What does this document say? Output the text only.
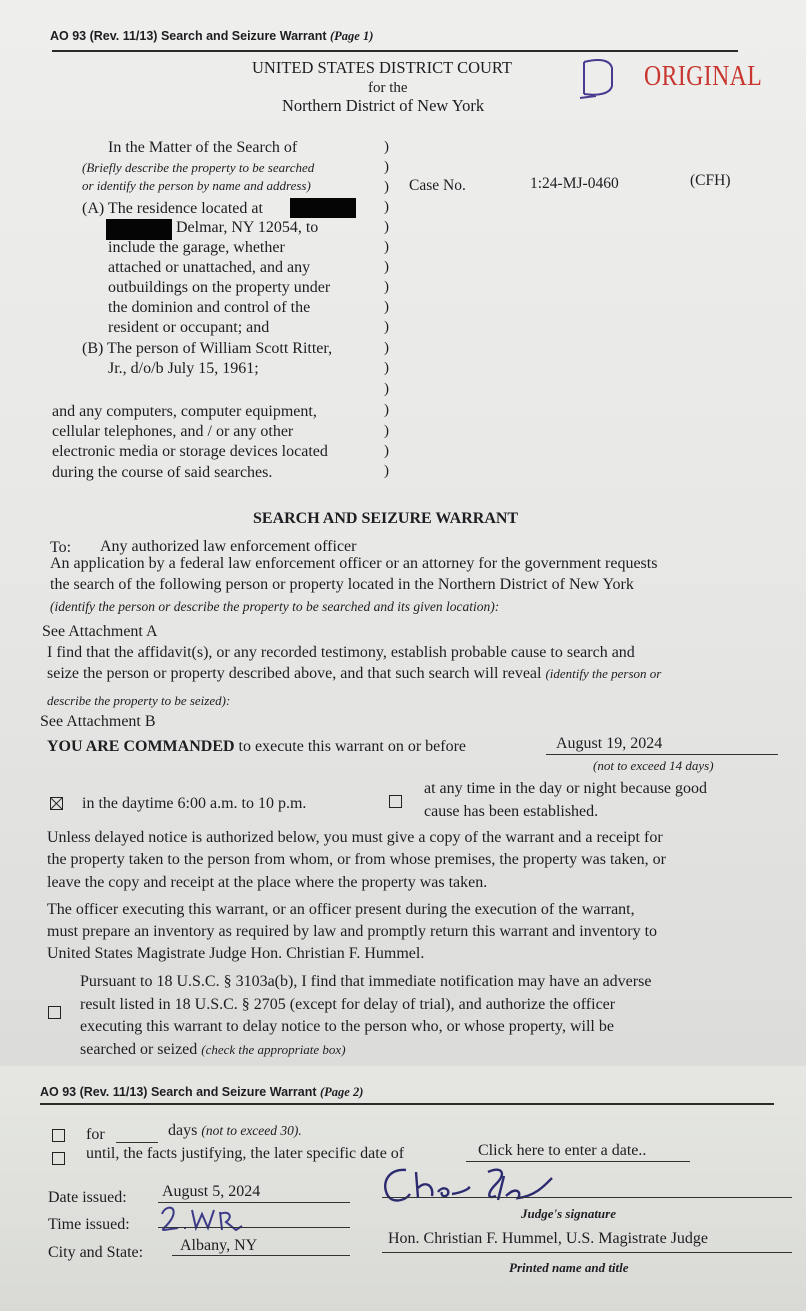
AO 93 (Rev. 11/13) Search and Seizure Warrant (Page 1)
UNITED STATES DISTRICT COURT
for the
Northern District of New York
ORIGINAL
In the Matter of the Search of
(Briefly describe the property to be searched
or identify the person by name and address)
(A) The residence located at
Delmar, NY 12054, to
include the garage, whether
attached or unattached, and any
outbuildings on the property under
the dominion and control of the
resident or occupant; and
(B) The person of William Scott Ritter,
Jr., d/o/b July 15, 1961;
and any computers, computer equipment,
cellular telephones, and / or any other
electronic media or storage devices located
during the course of said searches.
)
)
)
)
)
)
)
)
)
)
)
)
)
)
)
)
)
Case No.	1:24-MJ-0460	(CFH)
SEARCH AND SEIZURE WARRANT
To: Any authorized law enforcement officer
An application by a federal law enforcement officer or an attorney for the government requests
the search of the following person or property located in the Northern District of New York
(identify the person or describe the property to be searched and its given location):
See Attachment A
I find that the affidavit(s), or any recorded testimony, establish probable cause to search and
seize the person or property described above, and that such search will reveal (identify the person or
describe the property to be seized):
See Attachment B
YOU ARE COMMANDED to execute this warrant on or before	August 19, 2024
(not to exceed 14 days)
in the daytime 6:00 a.m. to 10 p.m.
at any time in the day or night because good
cause has been established.
Unless delayed notice is authorized below, you must give a copy of the warrant and a receipt for
the property taken to the person from whom, or from whose premises, the property was taken, or
leave the copy and receipt at the place where the property was taken.
The officer executing this warrant, or an officer present during the execution of the warrant,
must prepare an inventory as required by law and promptly return this warrant and inventory to
United States Magistrate Judge Hon. Christian F. Hummel.
Pursuant to 18 U.S.C. § 3103a(b), I find that immediate notification may have an adverse
result listed in 18 U.S.C. § 2705 (except for delay of trial), and authorize the officer
executing this warrant to delay notice to the person who, or whose property, will be
searched or seized (check the appropriate box)
AO 93 (Rev. 11/13) Search and Seizure Warrant (Page 2)
for	days (not to exceed 30).
until, the facts justifying, the later specific date of	Click here to enter a date..
Date issued: August 5, 2024
Time issued:
City and State: Albany, NY
Judge's signature
Hon. Christian F. Hummel, U.S. Magistrate Judge
Printed name and title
◇ ◇ ◇ ◇ ◇ ◇ ◇
The exercise
All of the lines above should be printed exactly, minus the pictures.

Response below
What does this document say? Output the text only.
AO 93 (Rev. 11/13) Search and Seizure Warrant (Page 1)
UNITED STATES DISTRICT COURT
for the
Northern District of New York
ORIGINAL
In the Matter of the Search of
(Briefly describe the property to be searched
or identify the person by name and address)
(A) The residence located at
Delmar, NY 12054, to
include the garage, whether
attached or unattached, and any
outbuildings on the property under
the dominion and control of the
resident or occupant; and
(B) The person of William Scott Ritter,
Jr., d/o/b July 15, 1961;
and any computers, computer equipment,
cellular telephones, and / or any other
electronic media or storage devices located
during the course of said searches.
)
)
)
)
)
)
)
)
)
)
)
)
)
)
)
)
)
Case No.	1:24-MJ-0460	(CFH)
SEARCH AND SEIZURE WARRANT
To: Any authorized law enforcement officer
An application by a federal law enforcement officer or an attorney for the government requests
the search of the following person or property located in the Northern District of New York
(identify the person or describe the property to be searched and its given location):
See Attachment A
I find that the affidavit(s), or any recorded testimony, establish probable cause to search and
seize the person or property described above, and that such search will reveal (identify the person or
describe the property to be seized):
See Attachment B
YOU ARE COMMANDED to execute this warrant on or before	August 19, 2024
(not to exceed 14 days)
in the daytime 6:00 a.m. to 10 p.m.
at any time in the day or night because good
cause has been established.
Unless delayed notice is authorized below, you must give a copy of the warrant and a receipt for
the property taken to the person from whom, or from whose premises, the property was taken, or
leave the copy and receipt at the place where the property was taken.
The officer executing this warrant, or an officer present during the execution of the warrant,
must prepare an inventory as required by law and promptly return this warrant and inventory to
United States Magistrate Judge Hon. Christian F. Hummel.
Pursuant to 18 U.S.C. § 3103a(b), I find that immediate notification may have an adverse
result listed in 18 U.S.C. § 2705 (except for delay of trial), and authorize the officer
executing this warrant to delay notice to the person who, or whose property, will be
searched or seized (check the appropriate box)
AO 93 (Rev. 11/13) Search and Seizure Warrant (Page 2)
for	days (not to exceed 30).
until, the facts justifying, the later specific date of	Click here to enter a date..
Date issued: August 5, 2024
Time issued:
City and State: Albany, NY
Judge's signature
Hon. Christian F. Hummel, U.S. Magistrate Judge
Printed name and title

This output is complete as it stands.